— PROMPT —
Gather each line in the entries that includes the string "лимита".

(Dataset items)
--- Start ---

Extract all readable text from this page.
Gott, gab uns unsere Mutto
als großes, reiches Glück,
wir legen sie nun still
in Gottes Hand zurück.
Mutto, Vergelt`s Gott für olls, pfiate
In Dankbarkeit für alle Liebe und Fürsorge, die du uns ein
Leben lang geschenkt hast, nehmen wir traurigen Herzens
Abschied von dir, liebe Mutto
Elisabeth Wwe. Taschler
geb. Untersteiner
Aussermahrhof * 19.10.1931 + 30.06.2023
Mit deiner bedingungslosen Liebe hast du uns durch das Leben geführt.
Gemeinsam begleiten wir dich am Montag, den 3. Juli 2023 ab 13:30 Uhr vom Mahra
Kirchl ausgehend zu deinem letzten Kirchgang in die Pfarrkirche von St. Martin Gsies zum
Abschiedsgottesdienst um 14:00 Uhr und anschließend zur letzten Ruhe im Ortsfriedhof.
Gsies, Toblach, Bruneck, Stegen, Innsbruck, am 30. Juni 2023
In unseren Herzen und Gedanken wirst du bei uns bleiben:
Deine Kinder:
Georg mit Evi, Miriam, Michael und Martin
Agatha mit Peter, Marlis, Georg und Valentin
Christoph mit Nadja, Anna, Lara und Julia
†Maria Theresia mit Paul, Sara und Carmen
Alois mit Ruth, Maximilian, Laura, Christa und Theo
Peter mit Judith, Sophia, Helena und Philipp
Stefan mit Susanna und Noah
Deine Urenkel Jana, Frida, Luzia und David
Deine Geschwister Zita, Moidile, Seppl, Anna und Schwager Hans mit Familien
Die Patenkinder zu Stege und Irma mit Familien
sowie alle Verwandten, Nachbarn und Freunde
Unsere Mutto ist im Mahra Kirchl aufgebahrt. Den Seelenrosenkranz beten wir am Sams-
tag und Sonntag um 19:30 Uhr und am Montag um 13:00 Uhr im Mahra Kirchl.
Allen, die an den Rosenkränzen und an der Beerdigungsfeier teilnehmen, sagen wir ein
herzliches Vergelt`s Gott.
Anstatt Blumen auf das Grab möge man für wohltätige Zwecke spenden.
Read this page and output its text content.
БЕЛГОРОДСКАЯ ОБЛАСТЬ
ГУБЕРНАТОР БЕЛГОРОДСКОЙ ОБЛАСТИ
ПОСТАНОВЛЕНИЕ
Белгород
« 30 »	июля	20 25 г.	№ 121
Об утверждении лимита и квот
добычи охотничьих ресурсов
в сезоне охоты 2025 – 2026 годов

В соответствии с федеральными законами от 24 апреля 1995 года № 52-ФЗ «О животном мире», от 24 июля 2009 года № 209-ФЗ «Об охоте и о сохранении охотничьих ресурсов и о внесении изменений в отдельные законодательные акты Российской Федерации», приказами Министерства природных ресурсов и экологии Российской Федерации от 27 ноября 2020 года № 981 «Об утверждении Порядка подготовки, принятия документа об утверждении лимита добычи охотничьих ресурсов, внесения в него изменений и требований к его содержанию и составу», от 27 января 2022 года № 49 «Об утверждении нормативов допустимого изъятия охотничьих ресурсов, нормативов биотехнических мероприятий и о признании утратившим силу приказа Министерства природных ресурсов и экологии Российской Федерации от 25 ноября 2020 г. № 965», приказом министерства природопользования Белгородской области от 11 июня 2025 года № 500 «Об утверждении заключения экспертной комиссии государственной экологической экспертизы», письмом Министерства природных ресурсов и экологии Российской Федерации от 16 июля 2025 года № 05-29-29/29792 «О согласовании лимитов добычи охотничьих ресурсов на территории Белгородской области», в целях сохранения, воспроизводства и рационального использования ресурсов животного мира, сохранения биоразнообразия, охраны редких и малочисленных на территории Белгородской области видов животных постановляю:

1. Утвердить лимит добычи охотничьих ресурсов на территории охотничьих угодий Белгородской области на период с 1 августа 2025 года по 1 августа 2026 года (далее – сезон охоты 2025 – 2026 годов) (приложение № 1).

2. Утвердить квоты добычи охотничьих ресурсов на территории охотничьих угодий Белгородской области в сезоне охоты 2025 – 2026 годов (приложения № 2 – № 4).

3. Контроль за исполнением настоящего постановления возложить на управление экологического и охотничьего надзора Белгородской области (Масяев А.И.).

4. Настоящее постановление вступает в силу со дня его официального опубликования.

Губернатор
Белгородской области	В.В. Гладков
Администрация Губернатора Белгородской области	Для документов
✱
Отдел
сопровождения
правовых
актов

--- End ---

— SOLUTION TO THE PROBLEM —
Об утверждении лимита и квот
В соответствии с федеральными законами от 24 апреля 1995 года № 52-ФЗ «О животном мире», от 24 июля 2009 года № 209-ФЗ «Об охоте и о сохранении охотничьих ресурсов и о внесении изменений в отдельные законодательные акты Российской Федерации», приказами Министерства природных ресурсов и экологии Российской Федерации от 27 ноября 2020 года № 981 «Об утверждении Порядка подготовки, принятия документа об утверждении лимита добычи охотничьих ресурсов, внесения в него изменений и требований к его содержанию и составу», от 27 января 2022 года № 49 «Об утверждении нормативов допустимого изъятия охотничьих ресурсов, нормативов биотехнических мероприятий и о признании утратившим силу приказа Министерства природных ресурсов и экологии Российской Федерации от 25 ноября 2020 г. № 965», приказом министерства природопользования Белгородской области от 11 июня 2025 года № 500 «Об утверждении заключения экспертной комиссии государственной экологической экспертизы», письмом Министерства природных ресурсов и экологии Российской Федерации от 16 июля 2025 года № 05-29-29/29792 «О согласовании лимитов добычи охотничьих ресурсов на территории Белгородской области», в целях сохранения, воспроизводства и рационального использования ресурсов животного мира, сохранения биоразнообразия, охраны редких и малочисленных на территории Белгородской области видов животных постановляю:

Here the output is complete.